▶ **Rows**
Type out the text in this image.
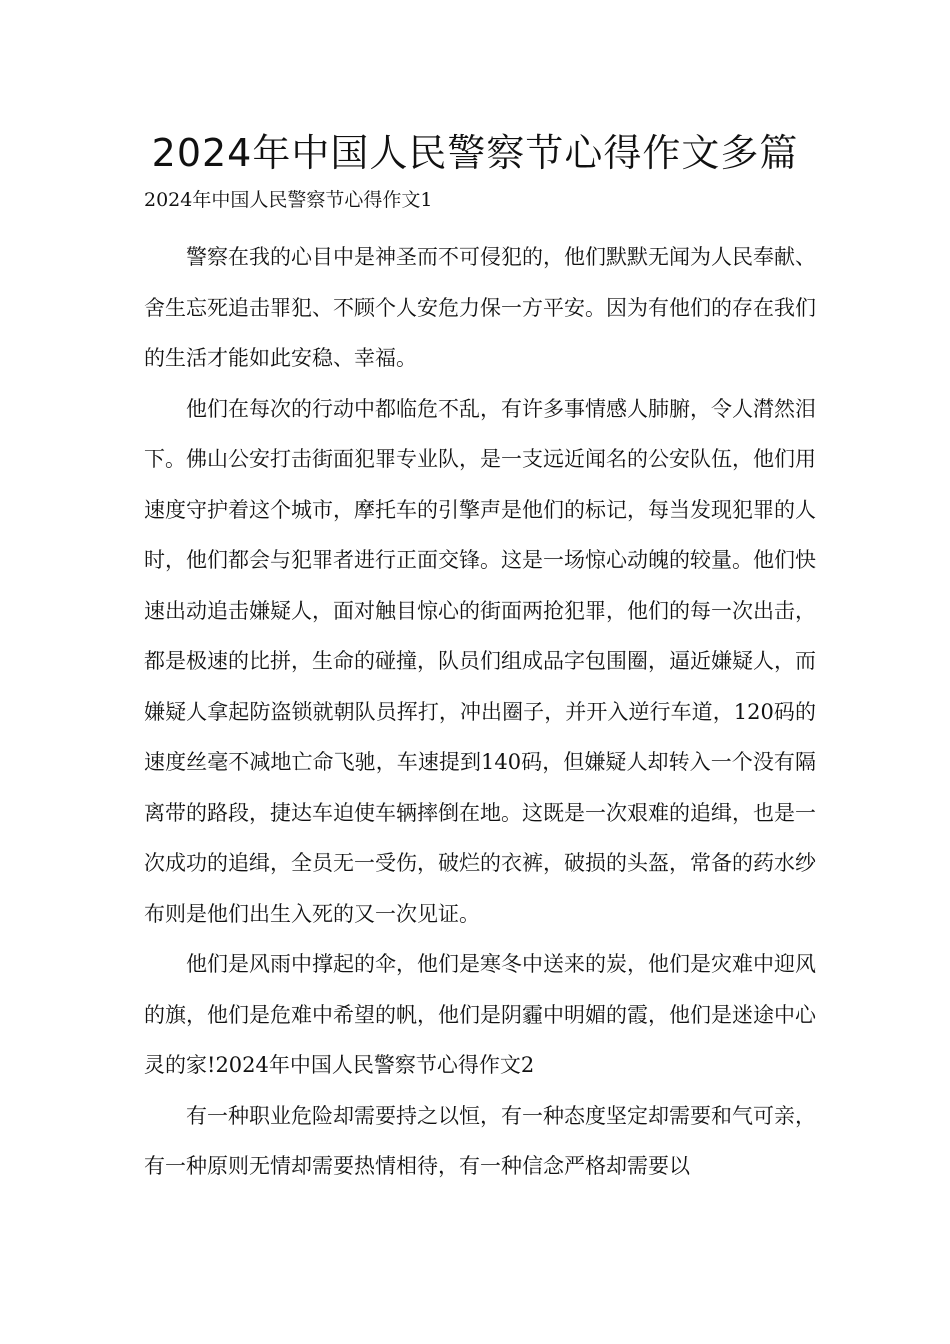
2024年中国人民警察节心得作文多篇
2024年中国人民警察节心得作文1

警察在我的心目中是神圣而不可侵犯的，他们默默无闻为人民奉献、舍生忘死追击罪犯、不顾个人安危力保一方平安。因为有他们的存在我们的生活才能如此安稳、幸福。

他们在每次的行动中都临危不乱，有许多事情感人肺腑，令人潸然泪下。佛山公安打击街面犯罪专业队，是一支远近闻名的公安队伍，他们用速度守护着这个城市，摩托车的引擎声是他们的标记，每当发现犯罪的人时，他们都会与犯罪者进行正面交锋。这是一场惊心动魄的较量。他们快速出动追击嫌疑人，面对触目惊心的街面两抢犯罪，他们的每一次出击，都是极速的比拼，生命的碰撞，队员们组成品字包围圈，逼近嫌疑人，而嫌疑人拿起防盗锁就朝队员挥打，冲出圈子，并开入逆行车道，120码的速度丝毫不减地亡命飞驰，车速提到140码，但嫌疑人却转入一个没有隔离带的路段，捷达车迫使车辆摔倒在地。这既是一次艰难的追缉，也是一次成功的追缉，全员无一受伤，破烂的衣裤，破损的头盔，常备的药水纱布则是他们出生入死的又一次见证。

他们是风雨中撑起的伞，他们是寒冬中送来的炭，他们是灾难中迎风的旗，他们是危难中希望的帆，他们是阴霾中明媚的霞，他们是迷途中心灵的家!2024年中国人民警察节心得作文2

有一种职业危险却需要持之以恒，有一种态度坚定却需要和气可亲，有一种原则无情却需要热情相待，有一种信念严格却需要以
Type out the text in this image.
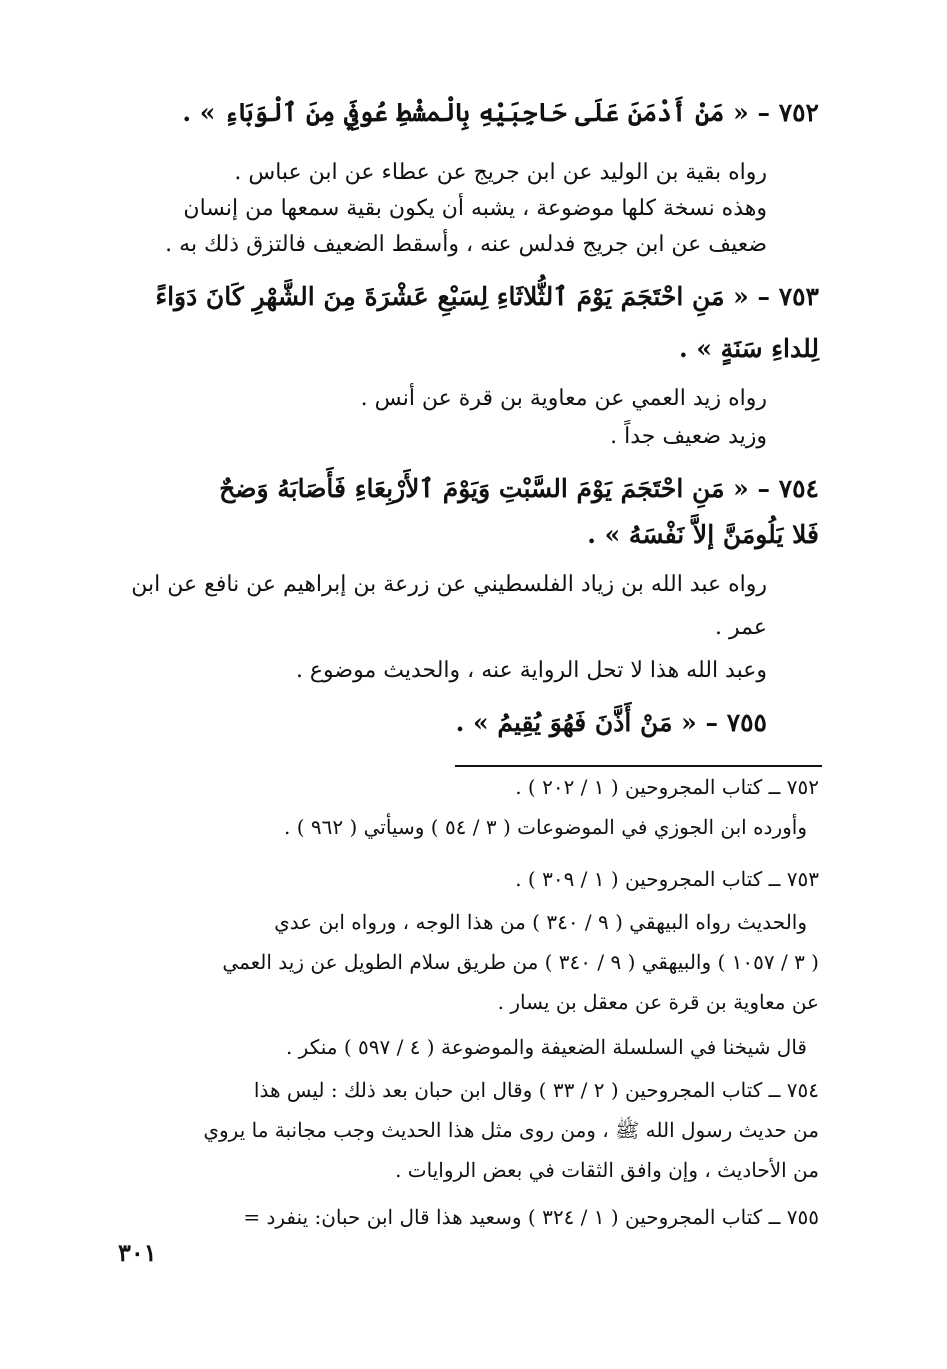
٧٥٢ – « مَنْ أَدْمَنَ عَلَى حَاجِبَيْهِ بِالْمشْطِ عُوفِيَ مِنَ ٱلْوَبَاءِ » .
رواه بقية بن الوليد عن ابن جريج عن عطاء عن ابن عباس .
وهذه نسخة كلها موضوعة ، يشبه أن يكون بقية سمعها من إنسان
ضعيف عن ابن جريج فدلس عنه ، وأسقط الضعيف فالتزق ذلك به .
٧٥٣ – « مَنِ احْتَجَمَ يَوْمَ ٱلثُّلاثَاءِ لِسَبْعِ عَشْرَةَ مِنَ الشَّهْرِ كَانَ دَوَاءً
لِلداءِ سَنَةٍ » .
رواه زيد العمي عن معاوية بن قرة عن أنس .
وزيد ضعيف جداً .
٧٥٤ – « مَنِ احْتَجَمَ يَوْمَ السَّبْتِ وَيَوْمَ ٱلأَرْبِعَاءِ فَأَصَابَهُ وَضحٌ
فَلا يَلُومَنَّ إلاَّ نَفْسَهُ » .
رواه عبد الله بن زياد الفلسطيني عن زرعة بن إبراهيم عن نافع عن ابن
عمر .
وعبد الله هذا لا تحل الرواية عنه ، والحديث موضوع .
٧٥٥ – « مَنْ أَذَّنَ فَهُوَ يُقِيمُ » .
٧٥٢ ــ كتاب المجروحين ( ١ / ٢٠٢ ) .
وأورده ابن الجوزي في الموضوعات ( ٣ / ٥٤ ) وسيأتي ( ٩٦٢ ) .
٧٥٣ ــ كتاب المجروحين ( ١ / ٣٠٩ ) .
والحديث رواه البيهقي ( ٩ / ٣٤٠ ) من هذا الوجه ، ورواه ابن عدي
( ٣ / ١٠٥٧ ) والبيهقي ( ٩ / ٣٤٠ ) من طريق سلام الطويل عن زيد العمي
عن معاوية بن قرة عن معقل بن يسار .
قال شيخنا في السلسلة الضعيفة والموضوعة ( ٤ / ٥٩٧ ) منكر .
٧٥٤ ــ كتاب المجروحين ( ٢ / ٣٣ ) وقال ابن حبان بعد ذلك : ليس هذا
من حديث رسول الله ﷺ ، ومن روى مثل هذا الحديث وجب مجانبة ما يروي
من الأحاديث ، وإن وافق الثقات في بعض الروايات .
٧٥٥ ــ كتاب المجروحين ( ١ / ٣٢٤ ) وسعيد هذا قال ابن حبان: ينفرد =
٣٠١
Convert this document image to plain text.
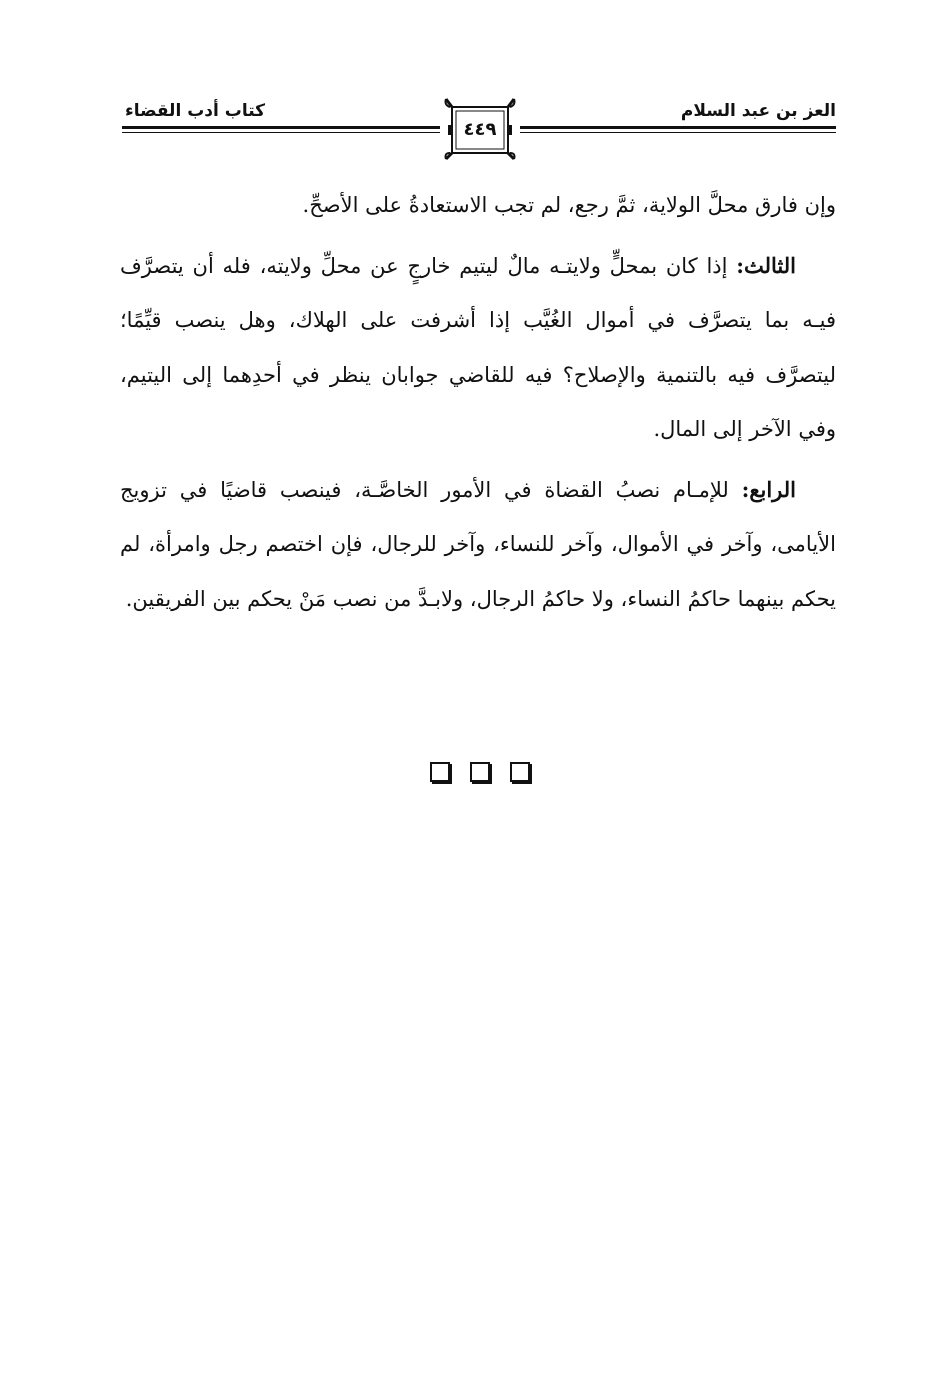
العز بن عبد السلام
كتاب أدب القضاء
٤٤٩

وإن فارق محلَّ الولاية، ثمَّ رجع، لم تجب الاستعادةُ على الأصحِّ.

الثالث: إذا كان بمحلٍّ ولايتـه مالٌ ليتيم خارجٍ عن محلِّ ولايته، فله أن يتصرَّف فيـه بما يتصرَّف في أموال الغُيَّب إذا أشرفت على الهلاك، وهل ينصب قيِّمًا؛ ليتصرَّف فيه بالتنمية والإصلاح؟ فيه للقاضي جوابان ينظر في أحدِهما إلى اليتيم، وفي الآخر إلى المال.

الرابع: للإمـام نصبُ القضاة في الأمور الخاصَّـة، فينصب قاضيًا في تزويج الأيامى، وآخر في الأموال، وآخر للنساء، وآخر للرجال، فإن اختصم رجل وامرأة، لم يحكم بينهما حاكمُ النساء، ولا حاكمُ الرجال، ولابـدَّ من نصب مَنْ يحكم بين الفريقين.
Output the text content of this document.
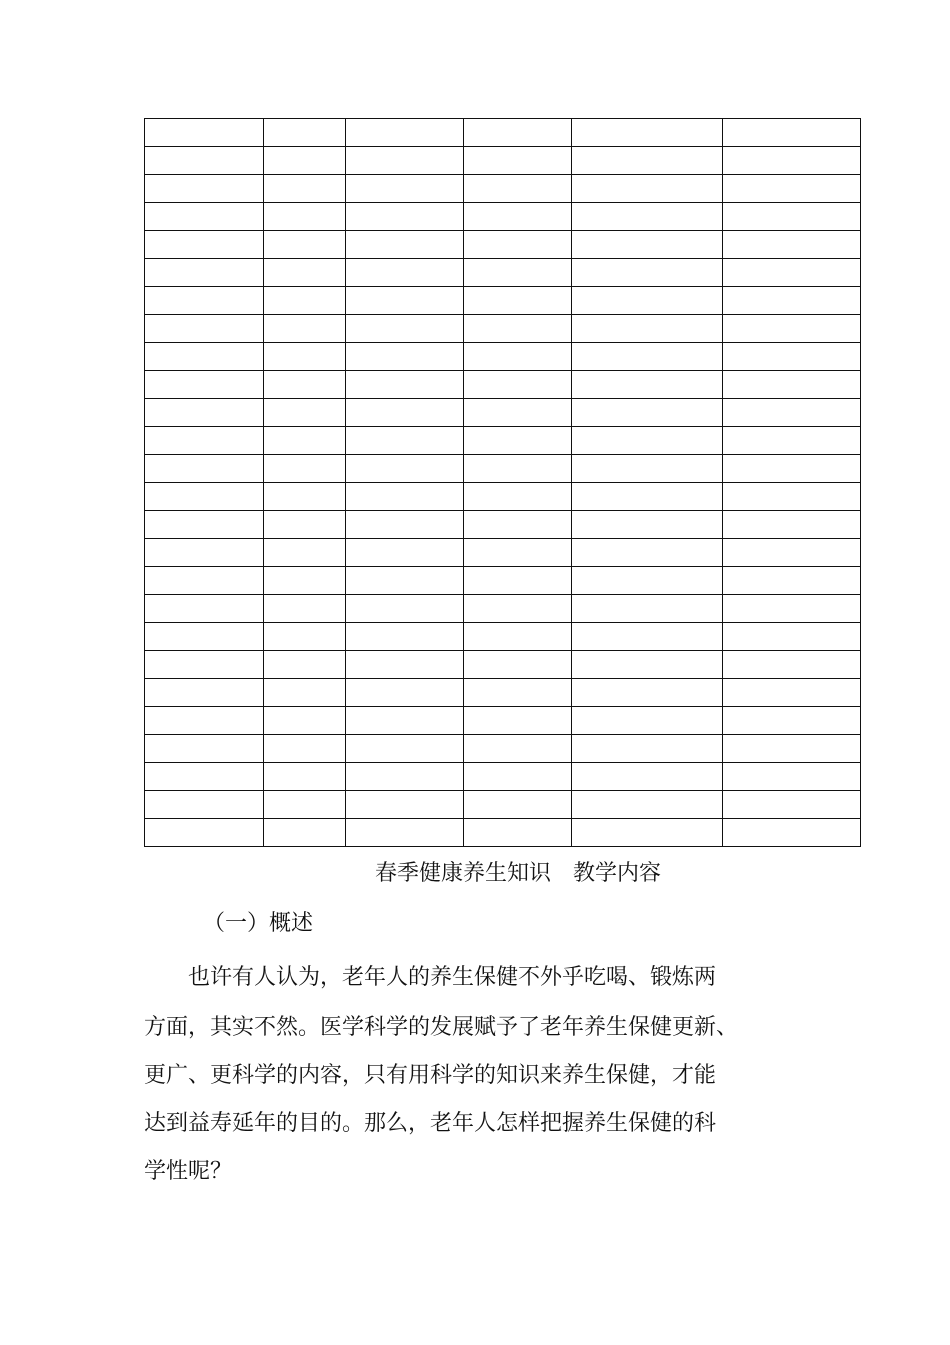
春季健康养生知识 教学内容
（一）概述
　　也许有人认为，老年人的养生保健不外乎吃喝、锻炼两
方面，其实不然。医学科学的发展赋予了老年养生保健更新、
更广、更科学的内容，只有用科学的知识来养生保健，才能
达到益寿延年的目的。那么，老年人怎样把握养生保健的科
学性呢？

▶ **What is needed**
Scan the material above and determine how many lines include the word "بقية"; report only the number.

▶ **Exercise answer**
2